The task: Go through the entries below and copy each line containing the word "Herramientas".

Listing:
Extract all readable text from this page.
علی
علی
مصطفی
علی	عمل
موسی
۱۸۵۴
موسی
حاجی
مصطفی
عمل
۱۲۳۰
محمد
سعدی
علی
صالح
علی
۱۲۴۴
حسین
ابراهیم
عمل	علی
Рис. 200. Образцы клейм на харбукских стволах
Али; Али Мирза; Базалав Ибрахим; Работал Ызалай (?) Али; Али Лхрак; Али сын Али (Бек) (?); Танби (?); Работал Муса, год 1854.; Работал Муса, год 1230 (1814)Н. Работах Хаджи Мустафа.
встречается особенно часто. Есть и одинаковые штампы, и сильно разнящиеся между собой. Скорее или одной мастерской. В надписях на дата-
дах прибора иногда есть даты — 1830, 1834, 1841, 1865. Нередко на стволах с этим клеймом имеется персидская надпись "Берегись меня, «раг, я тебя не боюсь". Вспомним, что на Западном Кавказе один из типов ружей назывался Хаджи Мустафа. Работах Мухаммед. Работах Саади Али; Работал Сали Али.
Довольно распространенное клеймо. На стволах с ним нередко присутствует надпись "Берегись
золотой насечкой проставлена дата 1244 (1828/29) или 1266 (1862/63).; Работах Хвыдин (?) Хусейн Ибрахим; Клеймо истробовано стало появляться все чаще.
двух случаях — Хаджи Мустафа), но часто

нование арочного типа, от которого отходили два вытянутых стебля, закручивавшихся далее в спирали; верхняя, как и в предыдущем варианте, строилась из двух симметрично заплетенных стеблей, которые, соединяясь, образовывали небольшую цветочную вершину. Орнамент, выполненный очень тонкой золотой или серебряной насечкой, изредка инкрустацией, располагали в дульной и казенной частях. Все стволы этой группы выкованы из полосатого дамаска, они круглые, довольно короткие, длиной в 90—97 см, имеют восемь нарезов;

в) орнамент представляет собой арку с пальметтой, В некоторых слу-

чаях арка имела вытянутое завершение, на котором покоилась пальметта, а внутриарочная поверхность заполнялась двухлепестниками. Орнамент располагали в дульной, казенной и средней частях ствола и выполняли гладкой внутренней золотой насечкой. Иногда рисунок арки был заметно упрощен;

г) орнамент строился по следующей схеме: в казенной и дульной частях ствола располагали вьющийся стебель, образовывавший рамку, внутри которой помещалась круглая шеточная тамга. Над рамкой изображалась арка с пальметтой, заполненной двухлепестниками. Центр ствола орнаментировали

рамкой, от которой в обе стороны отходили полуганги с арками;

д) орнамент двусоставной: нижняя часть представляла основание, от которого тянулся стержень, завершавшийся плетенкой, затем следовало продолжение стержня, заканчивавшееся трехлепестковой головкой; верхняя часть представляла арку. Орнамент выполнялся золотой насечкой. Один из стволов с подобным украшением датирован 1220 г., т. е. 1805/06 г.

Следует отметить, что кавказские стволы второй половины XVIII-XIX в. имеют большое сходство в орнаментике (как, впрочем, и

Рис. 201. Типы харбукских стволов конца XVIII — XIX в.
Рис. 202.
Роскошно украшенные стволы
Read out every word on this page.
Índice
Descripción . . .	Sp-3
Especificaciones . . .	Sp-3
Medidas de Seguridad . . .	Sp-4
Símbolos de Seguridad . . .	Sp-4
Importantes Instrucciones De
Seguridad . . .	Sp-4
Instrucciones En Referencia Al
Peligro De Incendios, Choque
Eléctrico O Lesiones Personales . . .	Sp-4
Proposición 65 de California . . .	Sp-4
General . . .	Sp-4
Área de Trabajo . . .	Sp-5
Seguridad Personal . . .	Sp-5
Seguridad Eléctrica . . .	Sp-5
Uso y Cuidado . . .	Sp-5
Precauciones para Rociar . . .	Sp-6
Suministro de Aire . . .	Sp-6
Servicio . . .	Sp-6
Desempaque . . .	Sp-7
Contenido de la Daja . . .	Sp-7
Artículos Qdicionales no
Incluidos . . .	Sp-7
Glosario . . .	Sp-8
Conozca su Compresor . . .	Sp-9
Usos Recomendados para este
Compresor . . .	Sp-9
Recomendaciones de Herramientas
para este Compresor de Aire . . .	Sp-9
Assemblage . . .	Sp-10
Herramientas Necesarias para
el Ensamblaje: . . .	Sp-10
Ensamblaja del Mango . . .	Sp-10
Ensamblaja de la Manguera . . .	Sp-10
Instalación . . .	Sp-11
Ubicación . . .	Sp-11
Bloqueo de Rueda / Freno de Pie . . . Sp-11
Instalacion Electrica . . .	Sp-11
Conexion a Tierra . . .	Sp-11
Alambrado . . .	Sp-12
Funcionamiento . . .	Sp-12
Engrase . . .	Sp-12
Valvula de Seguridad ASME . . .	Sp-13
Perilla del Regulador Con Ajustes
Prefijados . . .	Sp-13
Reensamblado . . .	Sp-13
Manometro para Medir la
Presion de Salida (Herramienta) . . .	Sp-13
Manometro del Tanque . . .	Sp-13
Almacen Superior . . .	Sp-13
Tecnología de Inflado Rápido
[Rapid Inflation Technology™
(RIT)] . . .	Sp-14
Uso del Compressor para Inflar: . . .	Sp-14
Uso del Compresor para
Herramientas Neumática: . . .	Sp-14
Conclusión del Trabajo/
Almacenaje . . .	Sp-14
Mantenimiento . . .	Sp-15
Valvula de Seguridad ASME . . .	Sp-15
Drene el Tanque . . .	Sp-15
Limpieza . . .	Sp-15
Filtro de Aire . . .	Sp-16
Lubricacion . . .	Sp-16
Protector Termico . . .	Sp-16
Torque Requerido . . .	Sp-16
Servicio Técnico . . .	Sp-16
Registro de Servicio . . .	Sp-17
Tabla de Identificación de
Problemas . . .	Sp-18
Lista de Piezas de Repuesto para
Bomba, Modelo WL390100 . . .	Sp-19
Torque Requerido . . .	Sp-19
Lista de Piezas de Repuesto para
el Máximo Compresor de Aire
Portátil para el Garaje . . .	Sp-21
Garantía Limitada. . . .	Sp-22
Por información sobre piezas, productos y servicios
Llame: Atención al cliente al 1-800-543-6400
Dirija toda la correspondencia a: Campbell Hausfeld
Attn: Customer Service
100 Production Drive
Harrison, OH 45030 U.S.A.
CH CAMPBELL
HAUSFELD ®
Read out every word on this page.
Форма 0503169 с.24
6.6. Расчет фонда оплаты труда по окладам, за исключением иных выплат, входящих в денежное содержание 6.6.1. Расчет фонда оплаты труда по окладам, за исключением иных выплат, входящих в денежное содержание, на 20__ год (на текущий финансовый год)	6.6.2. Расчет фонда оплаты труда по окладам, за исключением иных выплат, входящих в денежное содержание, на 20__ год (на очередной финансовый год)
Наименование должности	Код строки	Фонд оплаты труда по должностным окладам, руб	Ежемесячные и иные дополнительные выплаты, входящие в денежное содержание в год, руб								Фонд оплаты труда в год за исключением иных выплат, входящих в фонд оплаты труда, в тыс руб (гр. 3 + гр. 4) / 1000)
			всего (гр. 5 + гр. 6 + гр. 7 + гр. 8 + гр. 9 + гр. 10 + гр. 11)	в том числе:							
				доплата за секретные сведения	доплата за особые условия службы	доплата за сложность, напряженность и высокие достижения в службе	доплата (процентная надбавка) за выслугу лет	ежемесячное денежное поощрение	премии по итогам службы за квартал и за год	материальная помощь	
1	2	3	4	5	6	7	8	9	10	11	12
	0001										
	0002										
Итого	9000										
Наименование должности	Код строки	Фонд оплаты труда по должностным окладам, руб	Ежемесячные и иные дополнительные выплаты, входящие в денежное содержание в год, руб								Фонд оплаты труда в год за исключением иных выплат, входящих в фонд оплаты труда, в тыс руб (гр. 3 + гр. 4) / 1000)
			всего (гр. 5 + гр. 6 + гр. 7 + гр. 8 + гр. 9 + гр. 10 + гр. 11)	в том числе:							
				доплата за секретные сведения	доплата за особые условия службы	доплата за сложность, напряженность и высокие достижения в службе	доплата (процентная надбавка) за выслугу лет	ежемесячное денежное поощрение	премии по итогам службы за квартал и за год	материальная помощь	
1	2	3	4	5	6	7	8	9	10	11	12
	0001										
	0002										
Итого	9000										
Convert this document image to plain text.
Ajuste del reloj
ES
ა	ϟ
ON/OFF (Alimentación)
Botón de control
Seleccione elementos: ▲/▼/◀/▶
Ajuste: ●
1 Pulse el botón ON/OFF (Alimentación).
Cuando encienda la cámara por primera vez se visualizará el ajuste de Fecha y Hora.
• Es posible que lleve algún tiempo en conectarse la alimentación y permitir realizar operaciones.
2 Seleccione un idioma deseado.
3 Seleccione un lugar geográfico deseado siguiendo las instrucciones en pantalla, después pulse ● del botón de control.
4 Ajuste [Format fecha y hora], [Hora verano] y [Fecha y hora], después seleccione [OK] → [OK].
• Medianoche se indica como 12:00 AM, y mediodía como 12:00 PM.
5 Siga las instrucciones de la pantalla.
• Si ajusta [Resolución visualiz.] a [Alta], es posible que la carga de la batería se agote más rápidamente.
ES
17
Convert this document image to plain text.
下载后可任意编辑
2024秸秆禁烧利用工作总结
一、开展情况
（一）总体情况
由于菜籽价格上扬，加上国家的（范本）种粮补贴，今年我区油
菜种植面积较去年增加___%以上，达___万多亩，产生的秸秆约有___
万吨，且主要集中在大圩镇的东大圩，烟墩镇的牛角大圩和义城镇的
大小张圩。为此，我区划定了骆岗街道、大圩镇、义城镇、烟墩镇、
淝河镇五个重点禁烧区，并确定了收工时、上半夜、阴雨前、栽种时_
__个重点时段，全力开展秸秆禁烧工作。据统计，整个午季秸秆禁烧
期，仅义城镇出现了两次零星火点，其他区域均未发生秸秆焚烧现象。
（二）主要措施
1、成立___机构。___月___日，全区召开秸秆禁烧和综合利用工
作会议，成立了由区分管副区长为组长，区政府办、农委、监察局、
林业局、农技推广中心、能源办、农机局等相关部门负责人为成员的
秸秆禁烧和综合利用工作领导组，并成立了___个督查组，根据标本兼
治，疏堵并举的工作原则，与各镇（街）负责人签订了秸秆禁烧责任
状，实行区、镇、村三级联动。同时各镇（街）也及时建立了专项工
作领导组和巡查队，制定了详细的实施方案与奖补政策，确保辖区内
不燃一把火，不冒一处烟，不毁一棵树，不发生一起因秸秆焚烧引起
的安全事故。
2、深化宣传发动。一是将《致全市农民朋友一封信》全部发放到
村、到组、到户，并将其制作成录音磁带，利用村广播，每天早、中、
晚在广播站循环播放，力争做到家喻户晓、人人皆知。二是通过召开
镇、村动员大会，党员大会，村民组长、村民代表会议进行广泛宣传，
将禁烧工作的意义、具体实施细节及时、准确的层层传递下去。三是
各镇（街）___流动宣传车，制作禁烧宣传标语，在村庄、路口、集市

Task response:
Recomendaciones de Herramientas
Herramientas Necesarias para
Herramientas Neumática: . . .	Sp-14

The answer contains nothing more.